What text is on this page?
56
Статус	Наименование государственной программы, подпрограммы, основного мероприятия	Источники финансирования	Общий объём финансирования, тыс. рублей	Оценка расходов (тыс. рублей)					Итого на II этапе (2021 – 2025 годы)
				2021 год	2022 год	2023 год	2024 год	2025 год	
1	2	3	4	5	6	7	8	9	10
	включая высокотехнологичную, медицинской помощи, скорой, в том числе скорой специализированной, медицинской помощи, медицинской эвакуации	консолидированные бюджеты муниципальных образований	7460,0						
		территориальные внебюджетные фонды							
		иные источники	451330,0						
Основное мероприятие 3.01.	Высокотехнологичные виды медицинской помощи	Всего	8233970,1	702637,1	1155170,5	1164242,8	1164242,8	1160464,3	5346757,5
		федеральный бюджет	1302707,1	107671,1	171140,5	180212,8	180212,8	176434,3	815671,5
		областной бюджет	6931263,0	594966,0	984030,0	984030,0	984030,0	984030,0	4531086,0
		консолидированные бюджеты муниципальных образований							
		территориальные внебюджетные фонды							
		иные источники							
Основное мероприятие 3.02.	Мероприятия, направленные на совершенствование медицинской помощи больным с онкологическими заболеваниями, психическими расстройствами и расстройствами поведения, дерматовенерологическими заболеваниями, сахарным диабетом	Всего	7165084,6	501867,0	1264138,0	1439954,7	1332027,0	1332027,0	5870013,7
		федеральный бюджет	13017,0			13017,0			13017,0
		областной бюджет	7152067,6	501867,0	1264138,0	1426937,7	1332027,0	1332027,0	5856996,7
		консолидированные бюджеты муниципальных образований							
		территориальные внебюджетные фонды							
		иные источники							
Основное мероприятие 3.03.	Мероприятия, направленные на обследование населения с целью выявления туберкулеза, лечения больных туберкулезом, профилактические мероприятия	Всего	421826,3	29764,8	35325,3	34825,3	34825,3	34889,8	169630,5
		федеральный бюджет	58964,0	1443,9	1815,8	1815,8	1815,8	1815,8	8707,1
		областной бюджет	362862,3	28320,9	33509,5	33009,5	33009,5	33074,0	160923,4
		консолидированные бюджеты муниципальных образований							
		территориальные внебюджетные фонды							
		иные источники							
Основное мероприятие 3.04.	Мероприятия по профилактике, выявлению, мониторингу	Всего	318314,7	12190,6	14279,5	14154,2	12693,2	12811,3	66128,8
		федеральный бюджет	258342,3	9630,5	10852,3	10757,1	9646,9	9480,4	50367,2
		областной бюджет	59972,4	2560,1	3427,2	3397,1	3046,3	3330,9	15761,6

====================

> WHAT THIS TASK INVOLVES
From the listing above, copy every line that includes the word "областной".

> ANSWER IN FULL
		областной бюджет	6931263,0	594966,0	984030,0	984030,0	984030,0	984030,0	4531086,0
		областной бюджет	7152067,6	501867,0	1264138,0	1426937,7	1332027,0	1332027,0	5856996,7
		областной бюджет	362862,3	28320,9	33509,5	33009,5	33009,5	33074,0	160923,4
		областной бюджет	59972,4	2560,1	3427,2	3397,1	3046,3	3330,9	15761,6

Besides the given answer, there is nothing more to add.